### Task
From the listing below, tally the lines that include "Messicani". Return only the total.

### Provided records
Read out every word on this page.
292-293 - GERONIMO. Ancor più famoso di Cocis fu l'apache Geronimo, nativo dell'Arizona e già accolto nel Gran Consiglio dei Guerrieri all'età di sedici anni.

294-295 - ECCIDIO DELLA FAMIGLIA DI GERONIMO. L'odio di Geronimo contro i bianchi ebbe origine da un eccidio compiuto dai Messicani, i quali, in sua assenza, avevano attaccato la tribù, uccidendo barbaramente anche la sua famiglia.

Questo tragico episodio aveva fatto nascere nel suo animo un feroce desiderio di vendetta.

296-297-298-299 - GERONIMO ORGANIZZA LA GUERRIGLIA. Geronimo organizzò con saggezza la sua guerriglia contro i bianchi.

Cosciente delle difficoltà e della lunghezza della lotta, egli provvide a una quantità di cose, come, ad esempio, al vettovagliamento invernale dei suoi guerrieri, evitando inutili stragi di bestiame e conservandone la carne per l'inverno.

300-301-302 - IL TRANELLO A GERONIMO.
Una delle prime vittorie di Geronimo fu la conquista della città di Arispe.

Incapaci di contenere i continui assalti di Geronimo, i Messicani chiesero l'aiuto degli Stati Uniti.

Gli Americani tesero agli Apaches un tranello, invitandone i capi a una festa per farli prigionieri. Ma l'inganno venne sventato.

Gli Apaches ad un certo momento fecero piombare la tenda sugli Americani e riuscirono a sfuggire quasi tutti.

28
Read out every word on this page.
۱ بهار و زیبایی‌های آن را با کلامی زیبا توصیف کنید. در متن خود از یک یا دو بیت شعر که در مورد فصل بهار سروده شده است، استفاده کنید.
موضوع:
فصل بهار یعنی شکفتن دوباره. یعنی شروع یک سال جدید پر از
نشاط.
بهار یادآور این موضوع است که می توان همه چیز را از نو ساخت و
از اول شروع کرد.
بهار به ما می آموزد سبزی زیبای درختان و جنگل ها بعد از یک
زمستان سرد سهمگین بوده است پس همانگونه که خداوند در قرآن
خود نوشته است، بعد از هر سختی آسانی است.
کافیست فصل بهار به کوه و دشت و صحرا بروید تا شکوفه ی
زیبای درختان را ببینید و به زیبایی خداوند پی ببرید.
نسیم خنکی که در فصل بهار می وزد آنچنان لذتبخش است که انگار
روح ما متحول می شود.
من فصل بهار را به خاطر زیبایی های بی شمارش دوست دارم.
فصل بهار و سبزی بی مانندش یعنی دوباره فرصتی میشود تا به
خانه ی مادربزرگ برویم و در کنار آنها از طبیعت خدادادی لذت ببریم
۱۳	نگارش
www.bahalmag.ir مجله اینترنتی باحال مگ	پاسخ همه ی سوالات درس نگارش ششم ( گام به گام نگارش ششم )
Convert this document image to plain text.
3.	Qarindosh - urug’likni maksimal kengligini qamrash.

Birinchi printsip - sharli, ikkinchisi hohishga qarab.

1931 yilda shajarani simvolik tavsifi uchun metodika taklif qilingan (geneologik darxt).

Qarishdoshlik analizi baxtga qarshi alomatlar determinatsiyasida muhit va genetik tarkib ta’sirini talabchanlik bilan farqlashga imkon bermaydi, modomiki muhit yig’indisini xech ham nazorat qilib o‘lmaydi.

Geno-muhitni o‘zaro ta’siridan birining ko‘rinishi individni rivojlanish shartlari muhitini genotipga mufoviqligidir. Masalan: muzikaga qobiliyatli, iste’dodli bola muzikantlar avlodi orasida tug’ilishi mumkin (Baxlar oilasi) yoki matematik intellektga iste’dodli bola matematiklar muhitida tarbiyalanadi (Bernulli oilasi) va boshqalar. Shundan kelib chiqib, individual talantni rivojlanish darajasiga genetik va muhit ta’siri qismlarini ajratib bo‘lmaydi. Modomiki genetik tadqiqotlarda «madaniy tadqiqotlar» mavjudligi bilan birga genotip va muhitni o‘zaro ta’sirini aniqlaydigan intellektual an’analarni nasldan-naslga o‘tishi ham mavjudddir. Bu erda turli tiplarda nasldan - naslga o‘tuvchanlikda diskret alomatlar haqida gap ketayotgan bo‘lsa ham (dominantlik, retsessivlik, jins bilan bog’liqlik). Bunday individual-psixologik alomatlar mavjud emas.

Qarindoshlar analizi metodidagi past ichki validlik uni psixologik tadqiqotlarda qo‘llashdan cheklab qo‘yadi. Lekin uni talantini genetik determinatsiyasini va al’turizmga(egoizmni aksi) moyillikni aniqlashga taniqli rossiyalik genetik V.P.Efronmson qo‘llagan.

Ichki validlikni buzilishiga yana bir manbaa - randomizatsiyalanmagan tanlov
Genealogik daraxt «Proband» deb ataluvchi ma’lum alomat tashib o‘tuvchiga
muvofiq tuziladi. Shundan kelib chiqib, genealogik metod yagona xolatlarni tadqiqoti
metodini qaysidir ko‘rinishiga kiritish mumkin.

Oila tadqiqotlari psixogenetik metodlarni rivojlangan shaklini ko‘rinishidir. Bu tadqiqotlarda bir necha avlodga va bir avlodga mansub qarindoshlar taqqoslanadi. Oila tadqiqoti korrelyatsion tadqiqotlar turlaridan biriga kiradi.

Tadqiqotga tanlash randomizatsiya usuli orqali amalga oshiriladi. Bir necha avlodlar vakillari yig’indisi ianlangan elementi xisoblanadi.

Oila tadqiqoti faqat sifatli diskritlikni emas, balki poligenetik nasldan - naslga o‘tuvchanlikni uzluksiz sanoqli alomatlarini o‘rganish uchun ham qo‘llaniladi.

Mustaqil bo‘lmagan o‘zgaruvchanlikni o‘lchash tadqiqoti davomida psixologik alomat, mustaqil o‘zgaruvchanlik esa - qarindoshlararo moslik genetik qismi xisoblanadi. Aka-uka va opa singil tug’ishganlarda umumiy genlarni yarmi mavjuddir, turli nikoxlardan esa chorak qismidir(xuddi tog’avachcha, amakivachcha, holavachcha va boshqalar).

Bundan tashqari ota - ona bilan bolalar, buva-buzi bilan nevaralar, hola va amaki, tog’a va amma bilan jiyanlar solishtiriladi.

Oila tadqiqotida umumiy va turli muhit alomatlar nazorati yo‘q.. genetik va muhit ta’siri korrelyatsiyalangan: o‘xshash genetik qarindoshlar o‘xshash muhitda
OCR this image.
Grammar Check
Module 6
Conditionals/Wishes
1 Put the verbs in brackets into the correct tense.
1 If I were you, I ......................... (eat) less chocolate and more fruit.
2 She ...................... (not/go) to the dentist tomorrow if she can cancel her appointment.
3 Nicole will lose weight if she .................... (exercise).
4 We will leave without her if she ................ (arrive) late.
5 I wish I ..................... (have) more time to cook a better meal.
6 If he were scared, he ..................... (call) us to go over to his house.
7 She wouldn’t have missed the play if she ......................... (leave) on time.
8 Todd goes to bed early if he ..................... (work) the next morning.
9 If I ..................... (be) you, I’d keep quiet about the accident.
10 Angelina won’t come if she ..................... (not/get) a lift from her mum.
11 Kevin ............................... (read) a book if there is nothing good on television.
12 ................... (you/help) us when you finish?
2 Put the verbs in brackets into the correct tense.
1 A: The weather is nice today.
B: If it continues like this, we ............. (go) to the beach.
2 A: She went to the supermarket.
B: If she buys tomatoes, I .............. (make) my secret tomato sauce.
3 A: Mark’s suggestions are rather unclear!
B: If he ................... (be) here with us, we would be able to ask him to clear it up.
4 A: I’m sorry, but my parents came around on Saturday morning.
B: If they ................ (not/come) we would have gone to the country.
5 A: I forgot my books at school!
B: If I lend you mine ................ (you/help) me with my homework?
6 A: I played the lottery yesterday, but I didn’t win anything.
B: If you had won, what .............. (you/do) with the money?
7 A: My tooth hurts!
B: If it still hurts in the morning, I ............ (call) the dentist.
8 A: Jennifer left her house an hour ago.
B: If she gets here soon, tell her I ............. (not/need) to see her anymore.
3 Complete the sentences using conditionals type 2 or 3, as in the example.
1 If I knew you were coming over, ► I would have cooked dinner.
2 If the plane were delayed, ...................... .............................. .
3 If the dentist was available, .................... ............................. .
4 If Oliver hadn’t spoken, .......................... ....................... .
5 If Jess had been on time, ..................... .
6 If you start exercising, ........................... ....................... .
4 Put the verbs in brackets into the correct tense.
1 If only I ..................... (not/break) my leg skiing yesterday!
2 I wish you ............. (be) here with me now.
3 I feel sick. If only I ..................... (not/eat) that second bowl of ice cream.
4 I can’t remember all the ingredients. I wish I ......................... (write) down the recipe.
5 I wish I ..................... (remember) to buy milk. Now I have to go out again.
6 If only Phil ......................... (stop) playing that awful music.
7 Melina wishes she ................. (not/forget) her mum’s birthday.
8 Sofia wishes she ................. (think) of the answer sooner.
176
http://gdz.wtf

### Answer to the problem
2